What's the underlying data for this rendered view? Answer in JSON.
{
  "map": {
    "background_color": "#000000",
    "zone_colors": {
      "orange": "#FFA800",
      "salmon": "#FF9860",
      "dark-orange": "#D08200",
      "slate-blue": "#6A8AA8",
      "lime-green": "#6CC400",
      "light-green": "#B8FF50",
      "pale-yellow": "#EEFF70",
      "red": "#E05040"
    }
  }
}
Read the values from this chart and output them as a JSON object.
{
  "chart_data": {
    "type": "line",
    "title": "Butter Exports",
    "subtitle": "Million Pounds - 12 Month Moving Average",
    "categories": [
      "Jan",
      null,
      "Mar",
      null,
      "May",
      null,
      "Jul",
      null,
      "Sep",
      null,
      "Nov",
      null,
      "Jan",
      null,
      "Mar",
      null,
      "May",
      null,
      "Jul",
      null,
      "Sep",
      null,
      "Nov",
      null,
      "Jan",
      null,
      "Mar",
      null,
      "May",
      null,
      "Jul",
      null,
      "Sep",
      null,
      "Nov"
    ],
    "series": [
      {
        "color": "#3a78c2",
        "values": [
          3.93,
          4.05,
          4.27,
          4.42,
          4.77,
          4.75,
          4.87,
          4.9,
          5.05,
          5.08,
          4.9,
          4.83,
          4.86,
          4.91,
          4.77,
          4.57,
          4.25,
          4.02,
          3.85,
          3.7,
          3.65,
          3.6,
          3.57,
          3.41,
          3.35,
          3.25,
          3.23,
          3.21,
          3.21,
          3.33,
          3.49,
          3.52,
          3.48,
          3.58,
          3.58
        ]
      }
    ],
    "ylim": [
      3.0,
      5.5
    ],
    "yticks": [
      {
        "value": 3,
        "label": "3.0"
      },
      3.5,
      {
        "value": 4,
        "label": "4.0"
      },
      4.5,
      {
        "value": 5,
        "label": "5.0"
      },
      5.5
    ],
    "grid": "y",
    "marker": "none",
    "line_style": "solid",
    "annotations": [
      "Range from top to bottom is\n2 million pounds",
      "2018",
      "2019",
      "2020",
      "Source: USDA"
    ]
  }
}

• [CHALLENGE]: From the listing, copy every line where the string "values" appears.

• [TASK ANSWER]:
Read the values from this chart and output them as a JSON object.
        "values": [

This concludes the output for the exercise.